TASK BRIEF:
Reproduce verbatim everything from the first line of the items down to the line containing "- calendar-day-cell[interactable]: 18", including both of those lines.

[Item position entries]

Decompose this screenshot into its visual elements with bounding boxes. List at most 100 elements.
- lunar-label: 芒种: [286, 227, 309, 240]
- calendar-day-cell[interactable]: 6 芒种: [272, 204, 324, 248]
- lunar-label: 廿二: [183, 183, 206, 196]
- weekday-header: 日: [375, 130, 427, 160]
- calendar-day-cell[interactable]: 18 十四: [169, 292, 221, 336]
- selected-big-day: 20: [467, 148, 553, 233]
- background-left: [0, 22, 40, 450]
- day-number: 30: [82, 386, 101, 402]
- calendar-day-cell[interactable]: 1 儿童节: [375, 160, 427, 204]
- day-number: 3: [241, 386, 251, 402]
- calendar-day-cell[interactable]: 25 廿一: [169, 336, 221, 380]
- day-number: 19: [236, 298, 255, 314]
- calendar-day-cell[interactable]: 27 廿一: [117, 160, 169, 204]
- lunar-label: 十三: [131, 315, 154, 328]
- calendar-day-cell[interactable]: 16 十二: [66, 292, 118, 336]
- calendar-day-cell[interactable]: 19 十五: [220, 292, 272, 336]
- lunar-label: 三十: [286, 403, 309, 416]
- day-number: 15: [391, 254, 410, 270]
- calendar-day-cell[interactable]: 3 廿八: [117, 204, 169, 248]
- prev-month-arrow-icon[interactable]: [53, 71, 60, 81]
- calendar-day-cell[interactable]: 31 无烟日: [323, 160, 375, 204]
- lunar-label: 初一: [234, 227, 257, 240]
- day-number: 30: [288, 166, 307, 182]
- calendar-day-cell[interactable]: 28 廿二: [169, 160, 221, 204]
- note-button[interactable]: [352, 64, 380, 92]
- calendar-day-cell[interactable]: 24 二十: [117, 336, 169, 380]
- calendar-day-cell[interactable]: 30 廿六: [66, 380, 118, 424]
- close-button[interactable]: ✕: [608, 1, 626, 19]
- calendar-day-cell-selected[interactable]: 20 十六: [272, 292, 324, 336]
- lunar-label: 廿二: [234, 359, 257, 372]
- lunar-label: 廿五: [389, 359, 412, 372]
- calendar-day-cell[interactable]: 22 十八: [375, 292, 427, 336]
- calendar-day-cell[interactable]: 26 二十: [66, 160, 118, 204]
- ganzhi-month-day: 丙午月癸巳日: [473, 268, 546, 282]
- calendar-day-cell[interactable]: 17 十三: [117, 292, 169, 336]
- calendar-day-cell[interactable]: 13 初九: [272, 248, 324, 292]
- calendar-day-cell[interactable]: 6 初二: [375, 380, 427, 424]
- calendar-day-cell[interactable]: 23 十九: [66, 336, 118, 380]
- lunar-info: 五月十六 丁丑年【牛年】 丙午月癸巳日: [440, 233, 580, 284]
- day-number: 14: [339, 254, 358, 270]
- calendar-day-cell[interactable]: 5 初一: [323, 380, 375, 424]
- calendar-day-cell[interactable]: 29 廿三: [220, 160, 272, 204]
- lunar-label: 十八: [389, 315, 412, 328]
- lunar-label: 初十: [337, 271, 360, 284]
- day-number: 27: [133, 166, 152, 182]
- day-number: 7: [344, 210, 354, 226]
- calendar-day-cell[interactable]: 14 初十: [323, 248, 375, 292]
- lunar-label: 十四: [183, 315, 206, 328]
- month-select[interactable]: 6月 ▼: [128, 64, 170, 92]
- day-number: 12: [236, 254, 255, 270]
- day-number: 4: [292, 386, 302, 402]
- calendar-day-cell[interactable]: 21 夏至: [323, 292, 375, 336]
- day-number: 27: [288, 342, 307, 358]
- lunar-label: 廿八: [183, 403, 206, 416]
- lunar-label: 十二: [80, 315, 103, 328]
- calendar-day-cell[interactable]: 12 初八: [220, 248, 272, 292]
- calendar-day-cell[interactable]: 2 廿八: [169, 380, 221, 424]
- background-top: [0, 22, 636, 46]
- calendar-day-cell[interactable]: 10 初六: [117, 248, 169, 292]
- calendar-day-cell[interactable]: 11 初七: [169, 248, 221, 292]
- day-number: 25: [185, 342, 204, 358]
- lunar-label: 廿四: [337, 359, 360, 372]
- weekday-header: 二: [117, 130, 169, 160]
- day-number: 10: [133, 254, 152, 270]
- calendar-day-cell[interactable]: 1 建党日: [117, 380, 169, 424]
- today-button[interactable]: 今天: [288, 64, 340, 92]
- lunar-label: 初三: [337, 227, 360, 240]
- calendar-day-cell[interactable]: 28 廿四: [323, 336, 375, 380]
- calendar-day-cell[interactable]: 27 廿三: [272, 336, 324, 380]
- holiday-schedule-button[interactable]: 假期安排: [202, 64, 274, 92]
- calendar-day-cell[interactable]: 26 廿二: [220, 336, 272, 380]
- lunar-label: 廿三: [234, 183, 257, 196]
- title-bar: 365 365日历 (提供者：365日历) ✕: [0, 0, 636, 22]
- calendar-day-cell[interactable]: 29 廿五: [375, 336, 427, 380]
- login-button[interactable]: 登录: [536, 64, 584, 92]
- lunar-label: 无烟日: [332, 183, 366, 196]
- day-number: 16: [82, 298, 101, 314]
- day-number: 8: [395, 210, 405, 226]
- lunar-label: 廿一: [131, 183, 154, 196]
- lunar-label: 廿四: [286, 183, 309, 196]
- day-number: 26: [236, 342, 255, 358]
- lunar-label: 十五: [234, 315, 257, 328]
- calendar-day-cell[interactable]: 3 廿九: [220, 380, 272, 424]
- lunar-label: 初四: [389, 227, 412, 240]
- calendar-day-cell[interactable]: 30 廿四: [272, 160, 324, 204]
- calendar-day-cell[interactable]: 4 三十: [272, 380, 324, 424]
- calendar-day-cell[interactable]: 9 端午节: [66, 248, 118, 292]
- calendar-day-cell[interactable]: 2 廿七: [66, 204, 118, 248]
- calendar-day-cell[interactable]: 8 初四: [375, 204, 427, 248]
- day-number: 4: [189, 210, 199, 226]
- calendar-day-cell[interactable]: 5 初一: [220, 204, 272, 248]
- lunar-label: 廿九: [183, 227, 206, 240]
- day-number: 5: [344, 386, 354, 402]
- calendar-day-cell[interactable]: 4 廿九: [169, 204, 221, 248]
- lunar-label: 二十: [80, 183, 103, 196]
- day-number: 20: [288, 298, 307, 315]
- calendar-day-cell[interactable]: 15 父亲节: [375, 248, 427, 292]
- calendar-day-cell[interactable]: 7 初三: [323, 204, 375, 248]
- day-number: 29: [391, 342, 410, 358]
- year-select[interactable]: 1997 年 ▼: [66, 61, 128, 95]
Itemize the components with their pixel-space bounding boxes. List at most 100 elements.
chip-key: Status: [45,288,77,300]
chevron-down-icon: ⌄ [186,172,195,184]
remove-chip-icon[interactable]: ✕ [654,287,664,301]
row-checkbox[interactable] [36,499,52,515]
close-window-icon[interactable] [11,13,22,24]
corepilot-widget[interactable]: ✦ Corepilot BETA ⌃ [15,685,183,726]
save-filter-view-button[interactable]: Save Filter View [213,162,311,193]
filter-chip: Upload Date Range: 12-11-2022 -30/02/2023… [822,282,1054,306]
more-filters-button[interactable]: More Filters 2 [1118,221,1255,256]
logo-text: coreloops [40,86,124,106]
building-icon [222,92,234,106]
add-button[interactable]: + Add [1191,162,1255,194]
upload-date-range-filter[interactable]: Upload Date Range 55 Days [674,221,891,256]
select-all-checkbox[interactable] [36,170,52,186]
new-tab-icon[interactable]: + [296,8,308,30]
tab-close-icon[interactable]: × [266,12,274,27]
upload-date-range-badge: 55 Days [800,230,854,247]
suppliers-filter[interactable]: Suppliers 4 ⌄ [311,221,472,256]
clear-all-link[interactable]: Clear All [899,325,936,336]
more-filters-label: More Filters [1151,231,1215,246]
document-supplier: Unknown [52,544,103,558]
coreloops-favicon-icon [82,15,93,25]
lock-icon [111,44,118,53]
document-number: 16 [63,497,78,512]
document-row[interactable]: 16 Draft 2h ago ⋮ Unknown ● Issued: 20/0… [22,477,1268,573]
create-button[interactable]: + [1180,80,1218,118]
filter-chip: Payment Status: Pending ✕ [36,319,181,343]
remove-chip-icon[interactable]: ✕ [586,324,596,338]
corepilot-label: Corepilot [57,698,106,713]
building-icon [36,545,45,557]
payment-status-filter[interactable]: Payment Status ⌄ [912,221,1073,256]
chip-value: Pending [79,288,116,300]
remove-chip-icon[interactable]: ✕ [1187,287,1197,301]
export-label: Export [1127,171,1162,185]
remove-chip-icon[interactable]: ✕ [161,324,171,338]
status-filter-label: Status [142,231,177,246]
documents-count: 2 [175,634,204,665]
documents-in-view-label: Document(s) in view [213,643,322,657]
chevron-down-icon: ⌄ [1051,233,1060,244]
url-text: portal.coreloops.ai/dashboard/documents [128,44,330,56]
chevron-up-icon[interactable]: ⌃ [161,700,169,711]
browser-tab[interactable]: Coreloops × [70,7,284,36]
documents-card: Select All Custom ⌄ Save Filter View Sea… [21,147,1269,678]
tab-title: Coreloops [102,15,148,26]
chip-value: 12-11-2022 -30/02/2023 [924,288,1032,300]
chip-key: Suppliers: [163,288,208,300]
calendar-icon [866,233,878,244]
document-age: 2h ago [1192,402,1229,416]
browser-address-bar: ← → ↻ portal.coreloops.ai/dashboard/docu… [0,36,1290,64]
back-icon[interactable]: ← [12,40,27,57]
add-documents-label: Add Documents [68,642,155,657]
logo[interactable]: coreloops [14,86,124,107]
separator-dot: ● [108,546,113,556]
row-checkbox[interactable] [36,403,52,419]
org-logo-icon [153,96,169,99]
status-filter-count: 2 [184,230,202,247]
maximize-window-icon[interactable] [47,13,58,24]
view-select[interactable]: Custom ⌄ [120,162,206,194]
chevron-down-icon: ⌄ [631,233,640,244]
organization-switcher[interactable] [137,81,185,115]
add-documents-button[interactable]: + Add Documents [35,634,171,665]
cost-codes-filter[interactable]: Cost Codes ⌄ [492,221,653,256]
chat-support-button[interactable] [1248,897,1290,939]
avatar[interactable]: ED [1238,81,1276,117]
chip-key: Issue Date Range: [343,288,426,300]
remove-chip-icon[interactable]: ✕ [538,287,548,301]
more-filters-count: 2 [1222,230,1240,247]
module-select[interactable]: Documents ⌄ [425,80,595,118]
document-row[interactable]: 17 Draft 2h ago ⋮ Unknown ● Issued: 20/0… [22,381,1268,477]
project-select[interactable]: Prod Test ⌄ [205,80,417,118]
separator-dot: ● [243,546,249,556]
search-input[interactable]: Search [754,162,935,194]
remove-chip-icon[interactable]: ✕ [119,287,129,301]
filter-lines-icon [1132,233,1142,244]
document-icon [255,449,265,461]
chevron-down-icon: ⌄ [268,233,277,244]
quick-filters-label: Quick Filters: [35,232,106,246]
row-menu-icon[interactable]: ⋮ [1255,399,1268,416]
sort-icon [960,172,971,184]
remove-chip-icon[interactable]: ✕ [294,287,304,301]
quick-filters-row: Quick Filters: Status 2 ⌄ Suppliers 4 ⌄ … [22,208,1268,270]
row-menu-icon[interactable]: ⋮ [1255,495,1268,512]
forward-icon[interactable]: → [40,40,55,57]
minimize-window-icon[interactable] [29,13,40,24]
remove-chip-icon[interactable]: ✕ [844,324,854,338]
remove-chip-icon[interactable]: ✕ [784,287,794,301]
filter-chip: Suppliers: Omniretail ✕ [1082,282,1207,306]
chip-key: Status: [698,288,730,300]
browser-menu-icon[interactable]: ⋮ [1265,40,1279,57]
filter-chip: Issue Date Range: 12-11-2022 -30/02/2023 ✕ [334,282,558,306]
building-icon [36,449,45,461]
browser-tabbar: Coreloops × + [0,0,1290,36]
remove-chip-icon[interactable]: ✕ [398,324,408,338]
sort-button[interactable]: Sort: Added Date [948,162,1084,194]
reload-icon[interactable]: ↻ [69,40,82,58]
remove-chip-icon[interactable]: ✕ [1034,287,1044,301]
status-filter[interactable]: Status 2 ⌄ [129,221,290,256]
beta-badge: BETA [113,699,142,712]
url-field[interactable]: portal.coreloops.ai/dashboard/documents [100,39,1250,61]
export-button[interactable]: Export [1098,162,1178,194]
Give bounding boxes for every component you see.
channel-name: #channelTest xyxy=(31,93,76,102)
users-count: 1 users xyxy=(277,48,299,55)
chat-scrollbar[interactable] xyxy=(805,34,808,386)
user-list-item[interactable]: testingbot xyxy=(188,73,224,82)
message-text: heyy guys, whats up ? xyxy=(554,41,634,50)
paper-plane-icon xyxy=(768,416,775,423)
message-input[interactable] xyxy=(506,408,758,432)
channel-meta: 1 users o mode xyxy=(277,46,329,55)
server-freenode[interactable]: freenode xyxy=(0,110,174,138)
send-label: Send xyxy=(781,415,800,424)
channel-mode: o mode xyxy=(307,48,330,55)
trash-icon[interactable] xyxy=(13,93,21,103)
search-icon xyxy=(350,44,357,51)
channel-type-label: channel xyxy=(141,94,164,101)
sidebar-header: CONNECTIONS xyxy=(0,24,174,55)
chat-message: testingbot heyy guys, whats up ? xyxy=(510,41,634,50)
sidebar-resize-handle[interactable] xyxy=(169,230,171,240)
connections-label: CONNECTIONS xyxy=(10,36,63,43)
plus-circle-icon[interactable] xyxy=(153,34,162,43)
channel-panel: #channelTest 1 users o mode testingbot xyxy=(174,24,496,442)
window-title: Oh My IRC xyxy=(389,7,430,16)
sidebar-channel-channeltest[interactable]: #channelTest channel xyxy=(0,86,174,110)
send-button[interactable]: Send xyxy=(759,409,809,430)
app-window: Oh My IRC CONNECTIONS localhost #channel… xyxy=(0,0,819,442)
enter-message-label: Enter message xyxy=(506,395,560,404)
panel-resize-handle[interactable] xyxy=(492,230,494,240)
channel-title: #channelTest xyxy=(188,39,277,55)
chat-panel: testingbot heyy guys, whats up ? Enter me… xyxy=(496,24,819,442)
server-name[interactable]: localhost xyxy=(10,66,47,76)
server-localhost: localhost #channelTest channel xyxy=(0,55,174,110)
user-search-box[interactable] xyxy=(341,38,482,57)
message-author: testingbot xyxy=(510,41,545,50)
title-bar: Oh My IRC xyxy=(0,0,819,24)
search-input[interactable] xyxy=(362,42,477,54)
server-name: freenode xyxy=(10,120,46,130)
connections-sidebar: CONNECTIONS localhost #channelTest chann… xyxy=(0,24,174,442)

EXERCISE SOLUTION:
Decompose this screenshot into its visual elements with bounding boxes. List at most 100 elements.
- lunar-label: 芒种: [286, 227, 309, 240]
- calendar-day-cell[interactable]: 6 芒种: [272, 204, 324, 248]
- lunar-label: 廿二: [183, 183, 206, 196]
- weekday-header: 日: [375, 130, 427, 160]
- calendar-day-cell[interactable]: 18 十四: [169, 292, 221, 336]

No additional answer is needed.